EXERCISE BRIEF: Below is a listing; copy all of it exactly.
++++ INFORMATION SHOWN
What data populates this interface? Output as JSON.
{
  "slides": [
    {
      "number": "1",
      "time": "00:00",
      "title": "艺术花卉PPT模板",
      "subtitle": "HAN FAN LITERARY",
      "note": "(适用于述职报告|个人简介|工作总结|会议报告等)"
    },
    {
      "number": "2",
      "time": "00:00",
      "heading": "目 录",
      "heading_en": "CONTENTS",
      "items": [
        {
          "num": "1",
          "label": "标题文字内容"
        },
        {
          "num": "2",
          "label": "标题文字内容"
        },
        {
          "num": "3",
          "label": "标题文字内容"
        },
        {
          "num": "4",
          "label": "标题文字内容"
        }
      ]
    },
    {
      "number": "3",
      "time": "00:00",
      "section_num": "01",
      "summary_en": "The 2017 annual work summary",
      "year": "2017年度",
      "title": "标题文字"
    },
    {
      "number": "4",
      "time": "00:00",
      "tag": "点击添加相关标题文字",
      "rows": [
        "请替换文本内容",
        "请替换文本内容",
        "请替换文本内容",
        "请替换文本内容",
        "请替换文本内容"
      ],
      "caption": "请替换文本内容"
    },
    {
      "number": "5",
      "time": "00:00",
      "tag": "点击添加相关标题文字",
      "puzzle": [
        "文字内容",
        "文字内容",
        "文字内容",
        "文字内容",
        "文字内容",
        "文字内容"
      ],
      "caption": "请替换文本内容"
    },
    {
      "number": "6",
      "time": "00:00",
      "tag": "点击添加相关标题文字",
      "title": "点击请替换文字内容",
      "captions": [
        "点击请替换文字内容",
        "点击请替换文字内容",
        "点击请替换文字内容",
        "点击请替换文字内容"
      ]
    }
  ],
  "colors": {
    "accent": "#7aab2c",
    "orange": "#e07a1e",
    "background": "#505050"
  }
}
++++++++
TASK RESPONSE:
What data populates this interface? Output as JSON.
{
  "slides": [
    {
      "number": "1",
      "time": "00:00",
      "title": "艺术花卉PPT模板",
      "subtitle": "HAN FAN LITERARY",
      "note": "(适用于述职报告|个人简介|工作总结|会议报告等)"
    },
    {
      "number": "2",
      "time": "00:00",
      "heading": "目 录",
      "heading_en": "CONTENTS",
      "items": [
        {
          "num": "1",
          "label": "标题文字内容"
        },
        {
          "num": "2",
          "label": "标题文字内容"
        },
        {
          "num": "3",
          "label": "标题文字内容"
        },
        {
          "num": "4",
          "label": "标题文字内容"
        }
      ]
    },
    {
      "number": "3",
      "time": "00:00",
      "section_num": "01",
      "summary_en": "The 2017 annual work summary",
      "year": "2017年度",
      "title": "标题文字"
    },
    {
      "number": "4",
      "time": "00:00",
      "tag": "点击添加相关标题文字",
      "rows": [
        "请替换文本内容",
        "请替换文本内容",
        "请替换文本内容",
        "请替换文本内容",
        "请替换文本内容"
      ],
      "caption": "请替换文本内容"
    },
    {
      "number": "5",
      "time": "00:00",
      "tag": "点击添加相关标题文字",
      "puzzle": [
        "文字内容",
        "文字内容",
        "文字内容",
        "文字内容",
        "文字内容",
        "文字内容"
      ],
      "caption": "请替换文本内容"
    },
    {
      "number": "6",
      "time": "00:00",
      "tag": "点击添加相关标题文字",
      "title": "点击请替换文字内容",
      "captions": [
        "点击请替换文字内容",
        "点击请替换文字内容",
        "点击请替换文字内容",
        "点击请替换文字内容"
      ]
    }
  ],
  "colors": {
    "accent": "#7aab2c",
    "orange": "#e07a1e",
    "background": "#505050"
  }
}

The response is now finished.